Written exercise:
Scan the data beneath this task and copy each line that includes "看一些英语的课外读物".
##### Extracted information #####
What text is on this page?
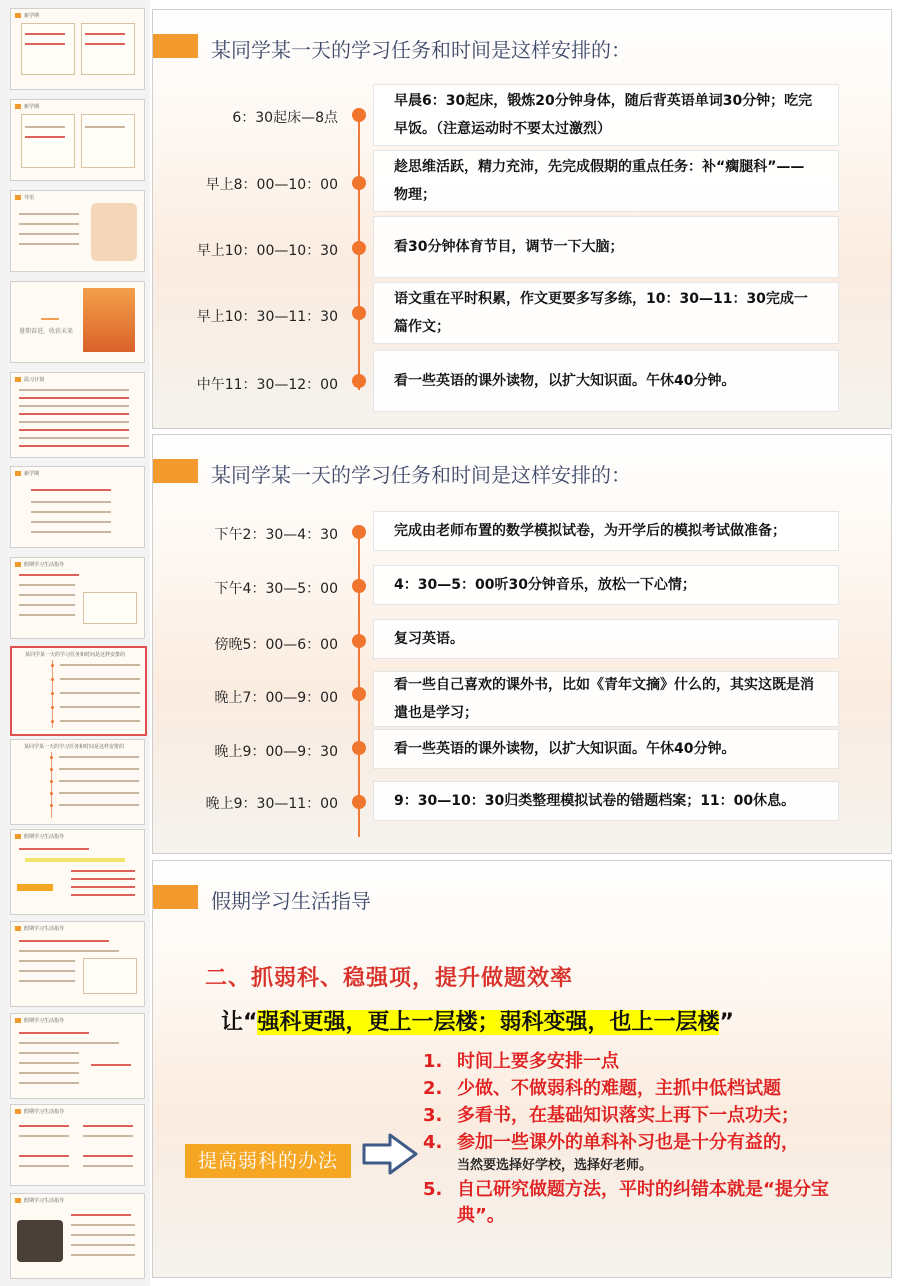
新学期
新学期
导语
暑期奋进，收获未来
温习计划
新学期
假期学习生活指导
某同学某一天的学习任务和时间是这样安排的
某同学某一天的学习任务和时间是这样安排的
假期学习生活指导
假期学习生活指导
假期学习生活指导
假期学习生活指导
假期学习生活指导
某同学某一天的学习任务和时间是这样安排的：
6：30起床—8点
早晨6：30起床，锻炼20分钟身体，随后背英语单词30分钟；吃完早饭。（注意运动时不要太过激烈）
早上8：00—10：00
趁思维活跃，精力充沛，先完成假期的重点任务：补“瘸腿科”——物理；
早上10：00—10：30	看30分钟体育节目，调节一下大脑；
早上10：30—11：30
语文重在平时积累，作文更要多写多练，10：30—11：30完成一篇作文；
中午11：30—12：00	看一些英语的课外读物，以扩大知识面。午休40分钟。
某同学某一天的学习任务和时间是这样安排的：
下午2：30—4：30	完成由老师布置的数学模拟试卷，为开学后的模拟考试做准备；
下午4：30—5：00	4：30—5：00听30分钟音乐，放松一下心情；
傍晚5：00—6：00	复习英语。
晚上7：00—9：00
看一些自己喜欢的课外书，比如《青年文摘》什么的，其实这既是消遣也是学习；
晚上9：00—9：30	看一些英语的课外读物，以扩大知识面。午休40分钟。
晚上9：30—11：00	9：30—10：30归类整理模拟试卷的错题档案；11：00休息。
假期学习生活指导
二、抓弱科、稳强项，提升做题效率
让“强科更强，更上一层楼；弱科变强，也上一层楼”
提高弱科的办法
1. 时间上要多安排一点
2. 少做、不做弱科的难题，主抓中低档试题
3. 多看书，在基础知识落实上再下一点功夫；
4. 参加一些课外的单科补习也是十分有益的，
当然要选择好学校，选择好老师。
5. 自己研究做题方法，平时的纠错本就是“提分宝典”。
#####
The reply:
中午11：30—12：00	看一些英语的课外读物，以扩大知识面。午休40分钟。
晚上9：00—9：30	看一些英语的课外读物，以扩大知识面。午休40分钟。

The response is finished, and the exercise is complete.